#### What you should do
Below are records; work out how many of their lines hold the string "normalized" and give that number alone.

[Data records]
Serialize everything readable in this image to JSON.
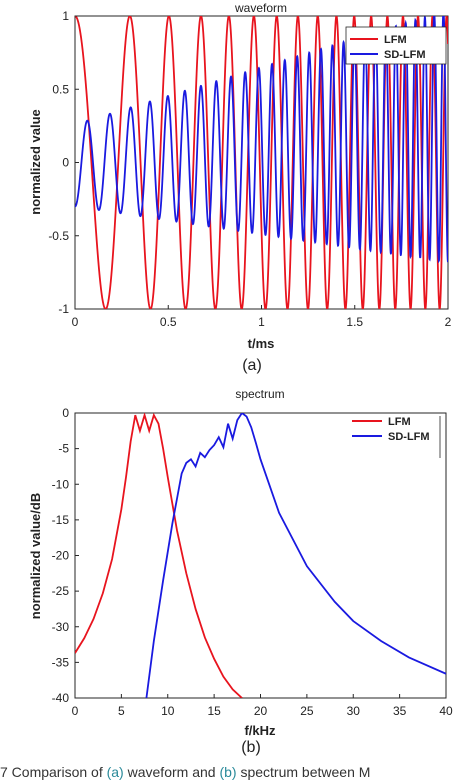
{
  "colors": {
    "lfm": "#e8141e",
    "sdlfm": "#1a1ae0",
    "caption_ref": "#2a8a9a"
  },
  "caption": {
    "prefix": "7   Comparison of ",
    "ref_a": "(a)",
    "mid1": " waveform and ",
    "ref_b": "(b)",
    "mid2": " spectrum between M"
  },
  "chart_data": [
    {
      "type": "line",
      "panel_label": "(a)",
      "title": "waveform",
      "xlabel": "t/ms",
      "ylabel": "normalized value",
      "xlim": [
        0,
        2
      ],
      "ylim": [
        -1,
        1
      ],
      "xticks": [
        0,
        0.5,
        1,
        1.5,
        2
      ],
      "xtick_labels": [
        "0",
        "0.5",
        "1",
        "1.5",
        "2"
      ],
      "yticks": [
        -1,
        -0.5,
        0,
        0.5,
        1
      ],
      "ytick_labels": [
        "-1",
        "-0.5",
        "0",
        "0.5",
        "1"
      ],
      "grid": false,
      "legend": "top-right",
      "series": [
        {
          "name": "LFM",
          "color": "#e8141e",
          "model": "cos(2*pi*(f0*t + k*t^2/2))",
          "f0_khz": 2.6,
          "sweep_khz_per_ms": 5.45
        },
        {
          "name": "SD-LFM",
          "color": "#1a1ae0",
          "model": "(a0 + a1*t)*cos(2*pi*(g0*t + m*t^2/2)) + (c0 + c1*t)",
          "g0_khz": 7.4,
          "sweep_khz_per_ms": 6.6,
          "a0": 0.28,
          "a1": 0.29,
          "c0": -0.02,
          "c1": 0.1
        }
      ]
    },
    {
      "type": "line",
      "panel_label": "(b)",
      "title": "spectrum",
      "xlabel": "f/kHz",
      "ylabel": "normalized value/dB",
      "xlim": [
        0,
        40
      ],
      "ylim": [
        -40,
        0
      ],
      "xticks": [
        0,
        5,
        10,
        15,
        20,
        25,
        30,
        35,
        40
      ],
      "xtick_labels": [
        "0",
        "5",
        "10",
        "15",
        "20",
        "25",
        "30",
        "35",
        "40"
      ],
      "yticks": [
        -40,
        -35,
        -30,
        -25,
        -20,
        -15,
        -10,
        -5,
        0
      ],
      "ytick_labels": [
        "-40",
        "-35",
        "-30",
        "-25",
        "-20",
        "-15",
        "-10",
        "-5",
        "0"
      ],
      "grid": false,
      "legend": "top-right",
      "series": [
        {
          "name": "LFM",
          "color": "#e8141e",
          "x": [
            0,
            1,
            2,
            3,
            4,
            5,
            5.5,
            6,
            6.5,
            7,
            7.5,
            8,
            8.5,
            9,
            9.5,
            10,
            11,
            12,
            13,
            14,
            15,
            16,
            17,
            18
          ],
          "y": [
            -33.7,
            -31.6,
            -28.9,
            -25.3,
            -20.5,
            -13.5,
            -9.0,
            -4.0,
            -0.3,
            -2.5,
            -0.3,
            -2.5,
            -0.3,
            -1.5,
            -5.0,
            -9.0,
            -16.5,
            -22.5,
            -27.5,
            -31.5,
            -34.5,
            -37.0,
            -38.8,
            -40.0
          ]
        },
        {
          "name": "SD-LFM",
          "color": "#1a1ae0",
          "x": [
            7.7,
            8.5,
            9.5,
            10.5,
            11,
            11.5,
            12,
            12.5,
            13,
            13.5,
            14,
            14.5,
            15,
            15.5,
            16,
            16.5,
            17,
            17.5,
            18,
            18.5,
            19,
            19.5,
            20,
            22,
            25,
            28,
            30,
            33,
            36,
            40
          ],
          "y": [
            -40,
            -32,
            -23.5,
            -15.5,
            -12,
            -8.5,
            -7.0,
            -6.5,
            -7.5,
            -5.6,
            -6.2,
            -5.2,
            -4.5,
            -3.4,
            -4.8,
            -1.5,
            -3.6,
            -1.0,
            0,
            -0.5,
            -2.0,
            -4.2,
            -6.5,
            -14.0,
            -21.5,
            -26.5,
            -29.2,
            -32.0,
            -34.3,
            -36.6
          ]
        }
      ]
    }
  ]
}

#### Response
2